What needs to be done
Copy everything in the listing below word for word, apart from any images.

Entries from a visual dataset
━━━━━━━━━━━━━━━━━━━━

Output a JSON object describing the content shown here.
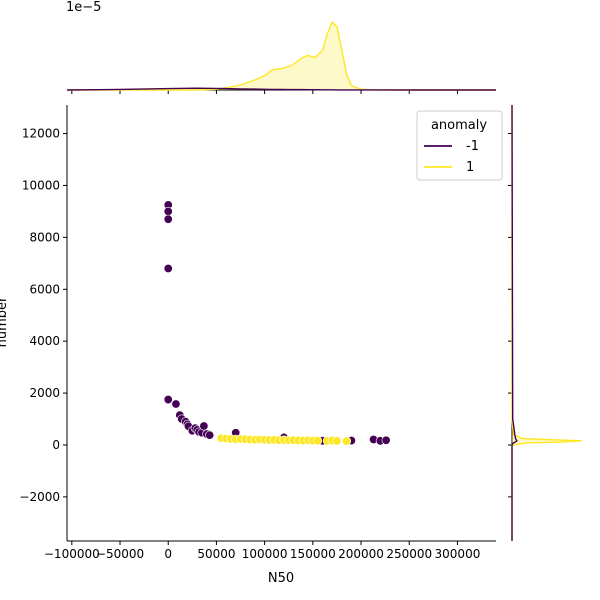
{
  "chart_data": {
    "type": "scatter",
    "title": "",
    "xlabel": "N50",
    "ylabel": "number",
    "xlim": [
      -105000,
      340000
    ],
    "ylim": [
      -3700,
      13100
    ],
    "xticks": [
      -100000,
      -50000,
      0,
      50000,
      100000,
      150000,
      200000,
      250000,
      300000
    ],
    "xtick_labels": [
      "−100000",
      "−50000",
      "0",
      "50000",
      "100000",
      "150000",
      "200000",
      "250000",
      "300000"
    ],
    "yticks": [
      -2000,
      0,
      2000,
      4000,
      6000,
      8000,
      10000,
      12000
    ],
    "ytick_labels": [
      "−2000",
      "0",
      "2000",
      "4000",
      "6000",
      "8000",
      "10000",
      "12000"
    ],
    "grid": false,
    "legend": {
      "title": "anomaly",
      "placement": "top-right",
      "entries": [
        {
          "label": "-1",
          "color": "#440154"
        },
        {
          "label": "1",
          "color": "#fde725"
        }
      ]
    },
    "series": [
      {
        "name": "-1",
        "color": "#440154",
        "points": [
          [
            0,
            9250
          ],
          [
            0,
            9000
          ],
          [
            0,
            8700
          ],
          [
            0,
            6800
          ],
          [
            0,
            1750
          ],
          [
            8000,
            1580
          ],
          [
            12000,
            1150
          ],
          [
            14000,
            1000
          ],
          [
            18000,
            900
          ],
          [
            20000,
            800
          ],
          [
            21000,
            720
          ],
          [
            25000,
            550
          ],
          [
            28000,
            650
          ],
          [
            30000,
            580
          ],
          [
            32000,
            500
          ],
          [
            35000,
            470
          ],
          [
            37000,
            730
          ],
          [
            40000,
            420
          ],
          [
            43000,
            380
          ],
          [
            70000,
            470
          ],
          [
            120000,
            290
          ],
          [
            160000,
            160
          ],
          [
            190000,
            170
          ],
          [
            213000,
            210
          ],
          [
            220000,
            160
          ],
          [
            226000,
            180
          ]
        ]
      },
      {
        "name": "1",
        "color": "#fde725",
        "points": [
          [
            55000,
            260
          ],
          [
            60000,
            250
          ],
          [
            65000,
            230
          ],
          [
            70000,
            220
          ],
          [
            75000,
            230
          ],
          [
            80000,
            220
          ],
          [
            85000,
            210
          ],
          [
            90000,
            200
          ],
          [
            95000,
            210
          ],
          [
            100000,
            200
          ],
          [
            105000,
            190
          ],
          [
            110000,
            200
          ],
          [
            115000,
            180
          ],
          [
            120000,
            190
          ],
          [
            125000,
            180
          ],
          [
            130000,
            185
          ],
          [
            135000,
            175
          ],
          [
            140000,
            170
          ],
          [
            145000,
            180
          ],
          [
            150000,
            170
          ],
          [
            155000,
            165
          ],
          [
            165000,
            160
          ],
          [
            170000,
            170
          ],
          [
            175000,
            160
          ],
          [
            185000,
            150
          ]
        ]
      }
    ],
    "marginal_top": {
      "offset_label": "1e−5",
      "x": [
        -105000,
        -60000,
        -20000,
        0,
        30000,
        50000,
        60000,
        75000,
        90000,
        100000,
        108000,
        118000,
        128000,
        138000,
        145000,
        152000,
        160000,
        165000,
        170000,
        175000,
        180000,
        185000,
        190000,
        200000,
        220000,
        260000,
        340000
      ],
      "density_pos": [
        0,
        0,
        0,
        0,
        0,
        0.01,
        0.03,
        0.07,
        0.14,
        0.2,
        0.28,
        0.3,
        0.34,
        0.44,
        0.48,
        0.45,
        0.55,
        0.78,
        0.94,
        0.88,
        0.55,
        0.22,
        0.06,
        0.01,
        0,
        0,
        0
      ],
      "density_neg": [
        0,
        0.005,
        0.015,
        0.02,
        0.025,
        0.022,
        0.02,
        0.015,
        0.012,
        0.01,
        0.009,
        0.008,
        0.006,
        0.005,
        0.004,
        0.004,
        0.003,
        0.003,
        0.003,
        0.002,
        0.002,
        0.002,
        0.002,
        0.002,
        0.001,
        0,
        0
      ]
    },
    "marginal_right": {
      "y": [
        -3700,
        0,
        80,
        120,
        160,
        200,
        250,
        400,
        1000,
        13100
      ],
      "density_pos": [
        0,
        0,
        0.2,
        0.75,
        1.0,
        0.6,
        0.15,
        0.02,
        0,
        0
      ],
      "density_neg": [
        0,
        0,
        0.02,
        0.05,
        0.07,
        0.06,
        0.05,
        0.04,
        0.01,
        0
      ]
    }
  }
}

━━━━━━━━━━━━━━━━━━━━

Reply
Output a JSON object describing the content shown here.
{
  "chart_data": {
    "type": "scatter",
    "title": "",
    "xlabel": "N50",
    "ylabel": "number",
    "xlim": [
      -105000,
      340000
    ],
    "ylim": [
      -3700,
      13100
    ],
    "xticks": [
      -100000,
      -50000,
      0,
      50000,
      100000,
      150000,
      200000,
      250000,
      300000
    ],
    "xtick_labels": [
      "−100000",
      "−50000",
      "0",
      "50000",
      "100000",
      "150000",
      "200000",
      "250000",
      "300000"
    ],
    "yticks": [
      -2000,
      0,
      2000,
      4000,
      6000,
      8000,
      10000,
      12000
    ],
    "ytick_labels": [
      "−2000",
      "0",
      "2000",
      "4000",
      "6000",
      "8000",
      "10000",
      "12000"
    ],
    "grid": false,
    "legend": {
      "title": "anomaly",
      "placement": "top-right",
      "entries": [
        {
          "label": "-1",
          "color": "#440154"
        },
        {
          "label": "1",
          "color": "#fde725"
        }
      ]
    },
    "series": [
      {
        "name": "-1",
        "color": "#440154",
        "points": [
          [
            0,
            9250
          ],
          [
            0,
            9000
          ],
          [
            0,
            8700
          ],
          [
            0,
            6800
          ],
          [
            0,
            1750
          ],
          [
            8000,
            1580
          ],
          [
            12000,
            1150
          ],
          [
            14000,
            1000
          ],
          [
            18000,
            900
          ],
          [
            20000,
            800
          ],
          [
            21000,
            720
          ],
          [
            25000,
            550
          ],
          [
            28000,
            650
          ],
          [
            30000,
            580
          ],
          [
            32000,
            500
          ],
          [
            35000,
            470
          ],
          [
            37000,
            730
          ],
          [
            40000,
            420
          ],
          [
            43000,
            380
          ],
          [
            70000,
            470
          ],
          [
            120000,
            290
          ],
          [
            160000,
            160
          ],
          [
            190000,
            170
          ],
          [
            213000,
            210
          ],
          [
            220000,
            160
          ],
          [
            226000,
            180
          ]
        ]
      },
      {
        "name": "1",
        "color": "#fde725",
        "points": [
          [
            55000,
            260
          ],
          [
            60000,
            250
          ],
          [
            65000,
            230
          ],
          [
            70000,
            220
          ],
          [
            75000,
            230
          ],
          [
            80000,
            220
          ],
          [
            85000,
            210
          ],
          [
            90000,
            200
          ],
          [
            95000,
            210
          ],
          [
            100000,
            200
          ],
          [
            105000,
            190
          ],
          [
            110000,
            200
          ],
          [
            115000,
            180
          ],
          [
            120000,
            190
          ],
          [
            125000,
            180
          ],
          [
            130000,
            185
          ],
          [
            135000,
            175
          ],
          [
            140000,
            170
          ],
          [
            145000,
            180
          ],
          [
            150000,
            170
          ],
          [
            155000,
            165
          ],
          [
            165000,
            160
          ],
          [
            170000,
            170
          ],
          [
            175000,
            160
          ],
          [
            185000,
            150
          ]
        ]
      }
    ],
    "marginal_top": {
      "offset_label": "1e−5",
      "x": [
        -105000,
        -60000,
        -20000,
        0,
        30000,
        50000,
        60000,
        75000,
        90000,
        100000,
        108000,
        118000,
        128000,
        138000,
        145000,
        152000,
        160000,
        165000,
        170000,
        175000,
        180000,
        185000,
        190000,
        200000,
        220000,
        260000,
        340000
      ],
      "density_pos": [
        0,
        0,
        0,
        0,
        0,
        0.01,
        0.03,
        0.07,
        0.14,
        0.2,
        0.28,
        0.3,
        0.34,
        0.44,
        0.48,
        0.45,
        0.55,
        0.78,
        0.94,
        0.88,
        0.55,
        0.22,
        0.06,
        0.01,
        0,
        0,
        0
      ],
      "density_neg": [
        0,
        0.005,
        0.015,
        0.02,
        0.025,
        0.022,
        0.02,
        0.015,
        0.012,
        0.01,
        0.009,
        0.008,
        0.006,
        0.005,
        0.004,
        0.004,
        0.003,
        0.003,
        0.003,
        0.002,
        0.002,
        0.002,
        0.002,
        0.002,
        0.001,
        0,
        0
      ]
    },
    "marginal_right": {
      "y": [
        -3700,
        0,
        80,
        120,
        160,
        200,
        250,
        400,
        1000,
        13100
      ],
      "density_pos": [
        0,
        0,
        0.2,
        0.75,
        1.0,
        0.6,
        0.15,
        0.02,
        0,
        0
      ],
      "density_neg": [
        0,
        0,
        0.02,
        0.05,
        0.07,
        0.06,
        0.05,
        0.04,
        0.01,
        0
      ]
    }
  }
}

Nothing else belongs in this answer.